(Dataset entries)
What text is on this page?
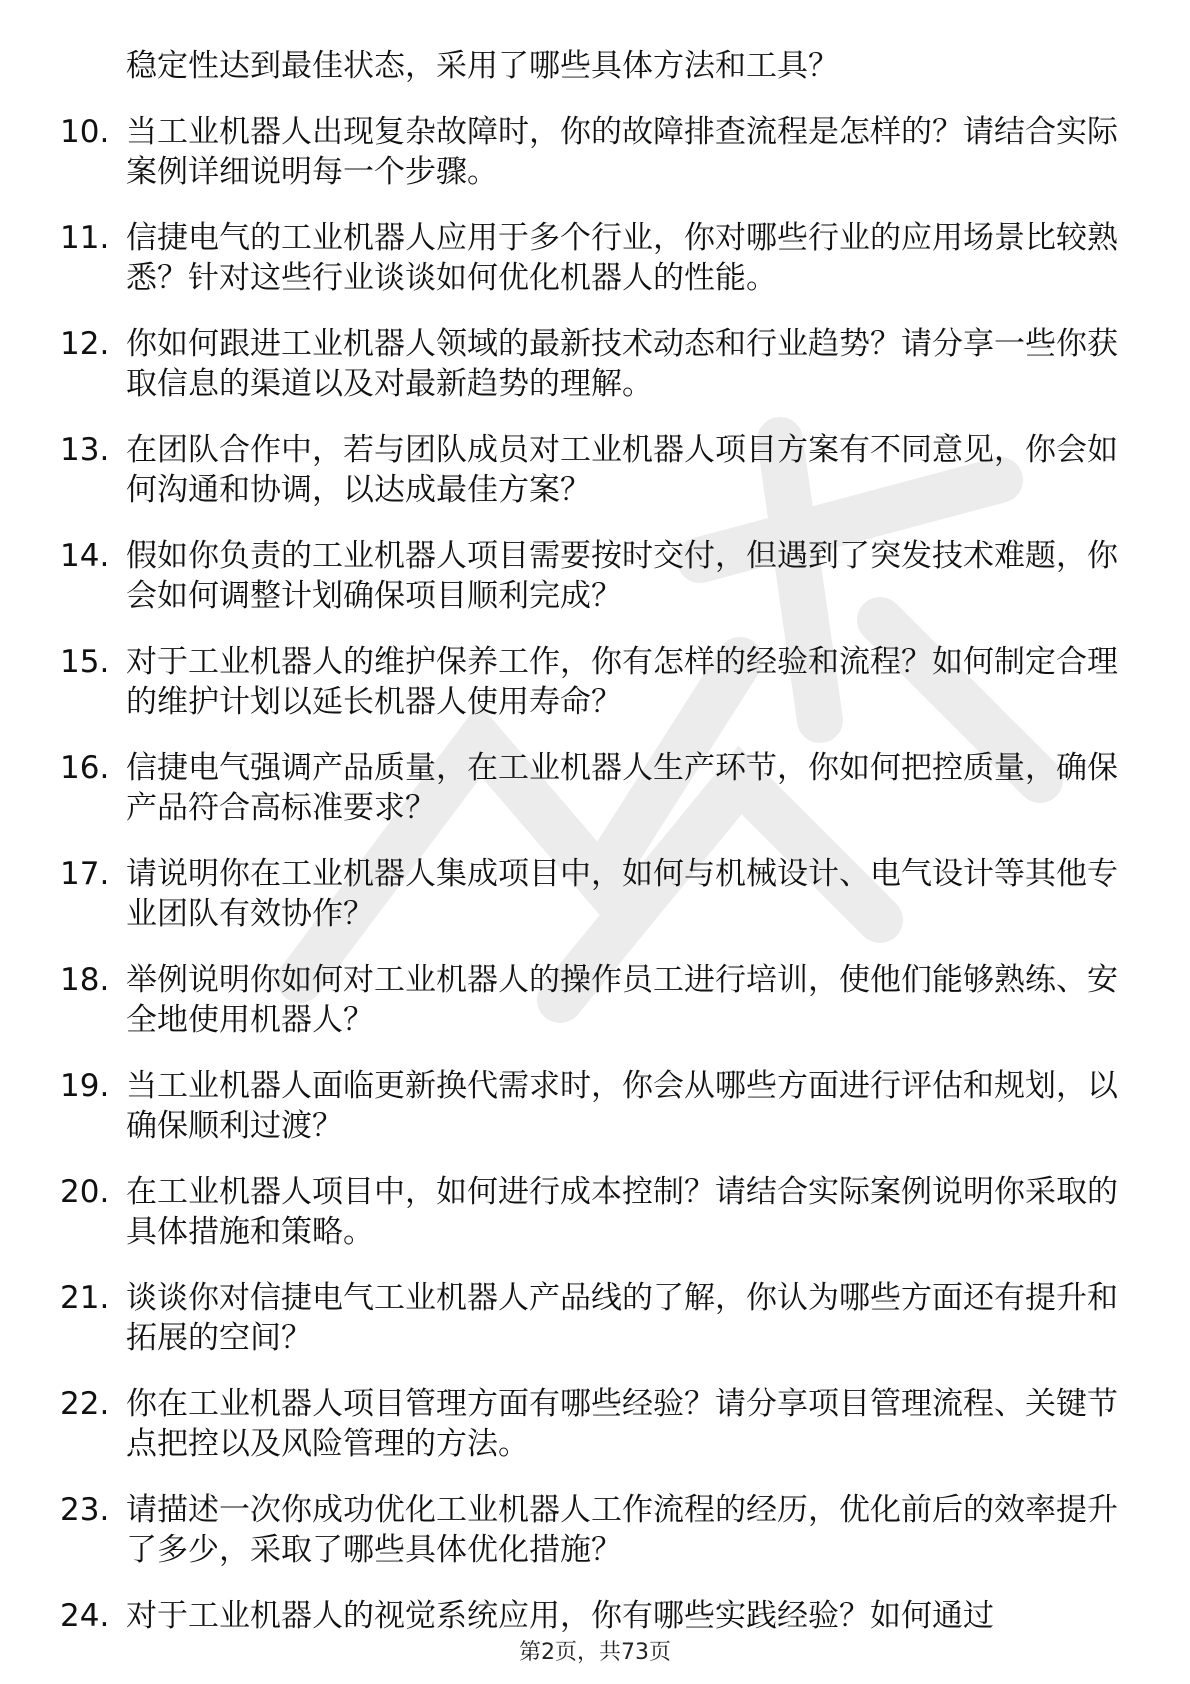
稳定性达到最佳状态，采用了哪些具体方法和工具？

10. 当工业机器人出现复杂故障时，你的故障排查流程是怎样的？请结合实际案例详细说明每一个步骤。
11. 信捷电气的工业机器人应用于多个行业，你对哪些行业的应用场景比较熟悉？针对这些行业谈谈如何优化机器人的性能。
12. 你如何跟进工业机器人领域的最新技术动态和行业趋势？请分享一些你获取信息的渠道以及对最新趋势的理解。
13. 在团队合作中，若与团队成员对工业机器人项目方案有不同意见，你会如何沟通和协调，以达成最佳方案？
14. 假如你负责的工业机器人项目需要按时交付，但遇到了突发技术难题，你会如何调整计划确保项目顺利完成？
15. 对于工业机器人的维护保养工作，你有怎样的经验和流程？如何制定合理的维护计划以延长机器人使用寿命？
16. 信捷电气强调产品质量，在工业机器人生产环节，你如何把控质量，确保产品符合高标准要求？
17. 请说明你在工业机器人集成项目中，如何与机械设计、电气设计等其他专业团队有效协作？
18. 举例说明你如何对工业机器人的操作员工进行培训，使他们能够熟练、安全地使用机器人？
19. 当工业机器人面临更新换代需求时，你会从哪些方面进行评估和规划，以确保顺利过渡？
20. 在工业机器人项目中，如何进行成本控制？请结合实际案例说明你采取的具体措施和策略。
21. 谈谈你对信捷电气工业机器人产品线的了解，你认为哪些方面还有提升和拓展的空间？
22. 你在工业机器人项目管理方面有哪些经验？请分享项目管理流程、关键节点把控以及风险管理的方法。
23. 请描述一次你成功优化工业机器人工作流程的经历，优化前后的效率提升了多少，采取了哪些具体优化措施？
24. 对于工业机器人的视觉系统应用，你有哪些实践经验？如何通过
第2页，共73页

→ Task requirements: All the lines above are to be given again exactly as they read, with the pictures removed.

→ Answer for this exercise:
What text is on this page?
稳定性达到最佳状态，采用了哪些具体方法和工具？

10. 当工业机器人出现复杂故障时，你的故障排查流程是怎样的？请结合实际案例详细说明每一个步骤。
11. 信捷电气的工业机器人应用于多个行业，你对哪些行业的应用场景比较熟悉？针对这些行业谈谈如何优化机器人的性能。
12. 你如何跟进工业机器人领域的最新技术动态和行业趋势？请分享一些你获取信息的渠道以及对最新趋势的理解。
13. 在团队合作中，若与团队成员对工业机器人项目方案有不同意见，你会如何沟通和协调，以达成最佳方案？
14. 假如你负责的工业机器人项目需要按时交付，但遇到了突发技术难题，你会如何调整计划确保项目顺利完成？
15. 对于工业机器人的维护保养工作，你有怎样的经验和流程？如何制定合理的维护计划以延长机器人使用寿命？
16. 信捷电气强调产品质量，在工业机器人生产环节，你如何把控质量，确保产品符合高标准要求？
17. 请说明你在工业机器人集成项目中，如何与机械设计、电气设计等其他专业团队有效协作？
18. 举例说明你如何对工业机器人的操作员工进行培训，使他们能够熟练、安全地使用机器人？
19. 当工业机器人面临更新换代需求时，你会从哪些方面进行评估和规划，以确保顺利过渡？
20. 在工业机器人项目中，如何进行成本控制？请结合实际案例说明你采取的具体措施和策略。
21. 谈谈你对信捷电气工业机器人产品线的了解，你认为哪些方面还有提升和拓展的空间？
22. 你在工业机器人项目管理方面有哪些经验？请分享项目管理流程、关键节点把控以及风险管理的方法。
23. 请描述一次你成功优化工业机器人工作流程的经历，优化前后的效率提升了多少，采取了哪些具体优化措施？
24. 对于工业机器人的视觉系统应用，你有哪些实践经验？如何通过
第2页，共73页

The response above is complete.